WORK REQUIRED >>
Arrange the lines below into a numbered list, beginning with the very first line and ending with the line that contains "magnified-tick-label: 3: [758, 86, 770, 110]", with both of those included. Omit any blank lines.

MATERIAL SUPPLIED >>
* start *
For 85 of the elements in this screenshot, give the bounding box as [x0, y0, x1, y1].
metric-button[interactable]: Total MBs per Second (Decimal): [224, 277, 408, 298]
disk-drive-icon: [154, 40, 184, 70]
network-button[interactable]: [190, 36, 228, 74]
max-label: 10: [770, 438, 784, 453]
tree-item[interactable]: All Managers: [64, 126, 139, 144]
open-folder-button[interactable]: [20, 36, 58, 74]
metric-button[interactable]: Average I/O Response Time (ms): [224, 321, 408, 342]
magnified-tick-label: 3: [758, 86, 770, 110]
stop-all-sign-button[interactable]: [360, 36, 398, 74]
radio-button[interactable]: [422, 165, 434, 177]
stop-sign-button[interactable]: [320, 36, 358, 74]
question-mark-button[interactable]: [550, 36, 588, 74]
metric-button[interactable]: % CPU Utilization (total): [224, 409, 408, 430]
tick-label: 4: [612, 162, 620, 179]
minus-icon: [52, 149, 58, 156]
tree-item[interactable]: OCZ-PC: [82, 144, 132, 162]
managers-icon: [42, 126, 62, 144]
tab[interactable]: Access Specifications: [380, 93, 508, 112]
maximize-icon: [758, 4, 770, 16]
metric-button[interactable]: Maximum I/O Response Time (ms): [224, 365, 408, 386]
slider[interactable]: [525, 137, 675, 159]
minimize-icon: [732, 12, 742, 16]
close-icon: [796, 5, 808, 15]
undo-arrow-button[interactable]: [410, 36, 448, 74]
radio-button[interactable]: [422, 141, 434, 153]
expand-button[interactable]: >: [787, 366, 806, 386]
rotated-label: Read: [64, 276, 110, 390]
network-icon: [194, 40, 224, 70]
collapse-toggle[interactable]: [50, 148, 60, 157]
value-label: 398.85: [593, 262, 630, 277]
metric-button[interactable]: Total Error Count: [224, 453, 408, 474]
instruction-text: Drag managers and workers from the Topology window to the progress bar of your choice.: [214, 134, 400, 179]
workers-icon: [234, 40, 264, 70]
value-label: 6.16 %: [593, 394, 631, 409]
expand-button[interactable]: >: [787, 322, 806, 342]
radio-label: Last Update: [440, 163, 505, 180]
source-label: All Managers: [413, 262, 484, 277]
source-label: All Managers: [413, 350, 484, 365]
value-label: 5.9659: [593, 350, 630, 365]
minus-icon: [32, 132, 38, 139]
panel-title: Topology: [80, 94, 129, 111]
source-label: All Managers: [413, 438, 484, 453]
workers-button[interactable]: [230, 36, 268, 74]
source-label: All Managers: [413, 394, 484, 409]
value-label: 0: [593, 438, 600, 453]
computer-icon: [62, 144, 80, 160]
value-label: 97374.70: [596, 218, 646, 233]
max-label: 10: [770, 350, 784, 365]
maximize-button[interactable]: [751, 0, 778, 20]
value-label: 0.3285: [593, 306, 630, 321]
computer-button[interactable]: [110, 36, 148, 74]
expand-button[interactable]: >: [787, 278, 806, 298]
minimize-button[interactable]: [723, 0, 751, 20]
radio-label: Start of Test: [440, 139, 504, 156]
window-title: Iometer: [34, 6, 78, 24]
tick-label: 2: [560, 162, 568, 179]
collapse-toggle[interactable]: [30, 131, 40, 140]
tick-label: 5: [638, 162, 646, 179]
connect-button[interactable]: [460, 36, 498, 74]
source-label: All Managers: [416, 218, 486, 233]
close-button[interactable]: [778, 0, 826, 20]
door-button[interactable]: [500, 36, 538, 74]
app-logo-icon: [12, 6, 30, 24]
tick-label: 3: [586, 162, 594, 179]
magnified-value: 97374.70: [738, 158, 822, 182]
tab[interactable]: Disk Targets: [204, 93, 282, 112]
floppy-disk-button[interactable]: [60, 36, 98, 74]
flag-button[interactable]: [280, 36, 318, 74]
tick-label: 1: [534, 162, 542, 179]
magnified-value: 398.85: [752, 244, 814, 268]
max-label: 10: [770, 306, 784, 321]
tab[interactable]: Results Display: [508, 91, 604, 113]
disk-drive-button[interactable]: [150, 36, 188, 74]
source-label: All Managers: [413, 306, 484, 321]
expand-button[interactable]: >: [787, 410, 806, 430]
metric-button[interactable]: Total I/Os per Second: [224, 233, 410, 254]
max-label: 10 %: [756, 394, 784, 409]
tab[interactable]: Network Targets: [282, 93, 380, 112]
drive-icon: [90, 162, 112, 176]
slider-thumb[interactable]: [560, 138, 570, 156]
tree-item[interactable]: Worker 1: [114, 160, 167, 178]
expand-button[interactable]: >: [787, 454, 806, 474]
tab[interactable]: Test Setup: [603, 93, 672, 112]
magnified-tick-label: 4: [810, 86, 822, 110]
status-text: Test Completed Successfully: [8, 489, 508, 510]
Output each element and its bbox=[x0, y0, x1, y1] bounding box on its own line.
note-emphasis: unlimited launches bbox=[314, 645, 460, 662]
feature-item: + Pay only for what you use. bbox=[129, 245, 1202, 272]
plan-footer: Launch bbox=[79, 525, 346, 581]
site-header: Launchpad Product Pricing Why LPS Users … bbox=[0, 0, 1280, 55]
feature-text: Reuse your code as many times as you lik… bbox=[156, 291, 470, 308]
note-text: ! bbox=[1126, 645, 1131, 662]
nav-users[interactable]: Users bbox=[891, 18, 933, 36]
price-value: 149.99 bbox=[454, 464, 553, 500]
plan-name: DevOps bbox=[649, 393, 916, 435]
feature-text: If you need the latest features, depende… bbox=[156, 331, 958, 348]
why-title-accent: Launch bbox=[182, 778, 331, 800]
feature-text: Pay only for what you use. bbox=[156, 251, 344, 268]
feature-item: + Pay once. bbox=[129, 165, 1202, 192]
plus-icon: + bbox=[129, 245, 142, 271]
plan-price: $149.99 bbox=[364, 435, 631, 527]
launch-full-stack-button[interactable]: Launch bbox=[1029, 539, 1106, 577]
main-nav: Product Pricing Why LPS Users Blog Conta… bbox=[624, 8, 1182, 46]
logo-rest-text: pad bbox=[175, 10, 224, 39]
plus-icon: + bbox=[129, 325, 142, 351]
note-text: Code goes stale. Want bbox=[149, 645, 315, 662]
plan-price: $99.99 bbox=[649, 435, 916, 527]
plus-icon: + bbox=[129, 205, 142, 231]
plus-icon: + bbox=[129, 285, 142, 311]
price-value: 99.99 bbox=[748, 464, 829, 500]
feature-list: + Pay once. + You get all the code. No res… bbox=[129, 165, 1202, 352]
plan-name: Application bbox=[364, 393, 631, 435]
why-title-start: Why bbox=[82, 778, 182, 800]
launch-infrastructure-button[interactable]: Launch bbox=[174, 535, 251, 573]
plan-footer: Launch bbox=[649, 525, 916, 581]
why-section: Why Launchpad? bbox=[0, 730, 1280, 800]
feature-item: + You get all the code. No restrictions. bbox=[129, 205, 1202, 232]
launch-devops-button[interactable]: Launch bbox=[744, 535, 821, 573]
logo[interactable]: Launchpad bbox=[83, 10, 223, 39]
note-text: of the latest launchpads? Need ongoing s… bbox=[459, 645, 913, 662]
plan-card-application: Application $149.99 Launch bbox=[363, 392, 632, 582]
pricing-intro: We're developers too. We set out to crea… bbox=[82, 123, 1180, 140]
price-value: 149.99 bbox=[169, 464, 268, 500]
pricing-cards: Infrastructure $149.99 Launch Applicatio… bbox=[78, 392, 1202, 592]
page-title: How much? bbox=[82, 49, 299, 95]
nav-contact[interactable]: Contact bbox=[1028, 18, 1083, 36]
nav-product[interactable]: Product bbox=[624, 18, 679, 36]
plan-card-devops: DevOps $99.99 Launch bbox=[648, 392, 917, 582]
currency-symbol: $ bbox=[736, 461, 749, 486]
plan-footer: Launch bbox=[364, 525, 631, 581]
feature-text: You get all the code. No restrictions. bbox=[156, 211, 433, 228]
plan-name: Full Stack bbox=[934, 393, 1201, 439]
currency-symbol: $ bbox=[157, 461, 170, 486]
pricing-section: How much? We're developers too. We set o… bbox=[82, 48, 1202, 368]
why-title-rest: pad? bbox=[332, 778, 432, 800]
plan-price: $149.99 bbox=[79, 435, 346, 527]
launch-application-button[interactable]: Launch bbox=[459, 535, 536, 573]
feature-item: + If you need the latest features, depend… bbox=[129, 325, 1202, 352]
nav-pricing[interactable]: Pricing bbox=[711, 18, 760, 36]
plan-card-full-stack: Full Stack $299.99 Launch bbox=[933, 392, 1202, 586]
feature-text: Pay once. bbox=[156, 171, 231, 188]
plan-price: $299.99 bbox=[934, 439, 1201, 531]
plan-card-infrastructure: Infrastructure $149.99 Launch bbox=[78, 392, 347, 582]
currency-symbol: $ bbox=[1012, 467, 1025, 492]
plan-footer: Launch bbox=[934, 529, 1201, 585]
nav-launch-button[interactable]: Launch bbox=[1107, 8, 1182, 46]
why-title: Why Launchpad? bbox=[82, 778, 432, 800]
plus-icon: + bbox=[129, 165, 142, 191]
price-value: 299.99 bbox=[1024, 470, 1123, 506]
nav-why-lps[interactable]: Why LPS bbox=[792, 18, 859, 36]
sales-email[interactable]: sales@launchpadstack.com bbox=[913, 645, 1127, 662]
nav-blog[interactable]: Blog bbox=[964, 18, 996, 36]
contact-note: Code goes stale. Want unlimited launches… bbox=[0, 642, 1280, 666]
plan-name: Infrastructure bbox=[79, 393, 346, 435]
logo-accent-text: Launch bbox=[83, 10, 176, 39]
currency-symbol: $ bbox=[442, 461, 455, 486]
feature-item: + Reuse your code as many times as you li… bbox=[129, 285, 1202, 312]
* end *
RESPONSE TO THIS TASK >>
1. For 85 of the elements in this screenshot, give the bounding box as [x0, y0, x1, y1].
2. metric-button[interactable]: Total MBs per Second (Decimal): [224, 277, 408, 298]
3. disk-drive-icon: [154, 40, 184, 70]
4. network-button[interactable]: [190, 36, 228, 74]
5. max-label: 10: [770, 438, 784, 453]
6. tree-item[interactable]: All Managers: [64, 126, 139, 144]
7. open-folder-button[interactable]: [20, 36, 58, 74]
8. metric-button[interactable]: Average I/O Response Time (ms): [224, 321, 408, 342]
9. magnified-tick-label: 3: [758, 86, 770, 110]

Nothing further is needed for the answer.